* **ACCIONES REQUERIDAS**
A – Reescriba todo lo que va desde "Desde que asumió" hasta "impuesto hasta ahora." en el artículo sobre la Comisión de la Verdad en Brasil, cambiando "oposición" por "bancada opositora".
B – Prosiga el artículo sobre la Comisión de la Verdad en Brasil a partir de su última oración.

* **SECCIÓN DE TEXTO**
Jueves, 22 de septiembre de 2011 | Hoy
EL MUNDO › OPINION
Por Eric Nepomuceno
A lo largo de todo el día, y con más énfasis al principio de la noche, emisarios del gobierno buscaban ayer llegar a un acuerdo básico en la Cámara de Diputados para poner en votación el proyecto del Ejecutivo que instaura en Brasil una “Comisión de la Verdad”, cuyo objetivo es examinar casos de abusos, violencia, tortura y asesinatos cometidos por el Estado. Trátase de una antigua reivindicación de amplios sectores de la sociedad brasileña, seguidamente postergada por los gobiernos.
Desde que asumió la presidencia, el primer día de 2011, Dilma Rousseff aseguró que llevaría adelante el proyecto, una de las pendencias dejadas por Lula da Silva, quien prefirió no enfrentar abiertamente a los adversarios de la idea. El texto ha sido amplia y exhaustivamente negociado con la oposición y con los militares, a punto de haberse tornado tan vago que casi pierde el sentido. Por ejemplo: queda vedado que se revelen los datos, informaciones y documentos obtenidos por la Comisión y no se prevé la elaboración de un informe final público. Pero, a pesar de deshidratado, es mejor que nada, mejor que el hipócrita olvido impuesto hasta ahora.

* **EXTRACTO DE DATOS**
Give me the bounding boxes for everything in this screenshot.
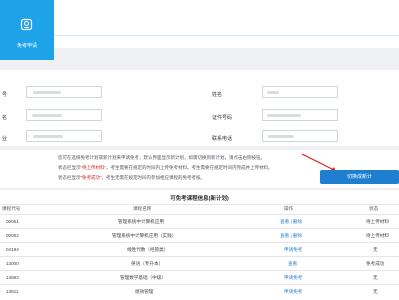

* **LAS RESPUESTAS**
A –
Desde que asumió la presidencia, el primer día de 2011, Dilma Rousseff aseguró que llevaría adelante el proyecto, una de las pendencias dejadas por Lula da Silva, quien prefirió no enfrentar abiertamente a los adversarios de la idea. El texto ha sido amplia y exhaustivamente negociado con la bancada opositora y con los militares, a punto de haberse tornado tan vago que casi pierde el sentido. Por ejemplo: queda vedado que se revelen los datos, informaciones y documentos obtenidos por la Comisión y no se prevé la elaboración de un informe final público. Pero, a pesar de deshidratado, es mejor que nada, mejor que el hipócrita olvido impuesto hasta ahora.

B –
Brasil se ha quedado muy lejos de sus vecinos, en lo que se refiere a la averiguación de los crímenes del terrorismo de Estado cometidos por la dictadura militar que duró de 1964 a 1985. Una ley de amnistía de los militares, en 1979, absolvió de toda y cualquier responsabilidad a los torturadores, violadores y asesinos. En los últimos años hubo intentos de traer de nuevo a examen esa amnistía, pero ni modo. Siquiera la dura condena de la Corte Interamericana de Derechos Humanos, de la OEA, surtió efecto.
En mi país, la frase del secretario argentino de Derechos Humanos, Eduardo Luis Duhalde –“para darle vuelta a la página hay que leerla antes”–, caería en el vacío. Aquí no se trata de darle vuelta a página alguna: lo que se trata es de ignorar toda y cualquier página, de dejar intocado el pasado.
La resistencia de los sectores más conservadores de la política y de los cuarteles fue y sigue siendo enorme. La palabra de orden es “lo que pasó, pasó, y no conviene volver al pasado”.
Fernando Henrique Cardoso, exiliado en la dictadura, logró un avance muy grande al instituir las indemnizaciones a ex presos políticos, a víctimas de torturas y parientes de asesinados. Lula optó por no crear problemas y prefirió hablar más y hacer menos. Dilma Rousseff, una ex presa y torturada, decidió que al fin ya era hora de pasar la historia en revista. Advirtió que su gobierno tocaría el tema a fondo, sin triunfalismos y sin revanchismos. A ver si lo logra, si la dejan cumplir con su palabra.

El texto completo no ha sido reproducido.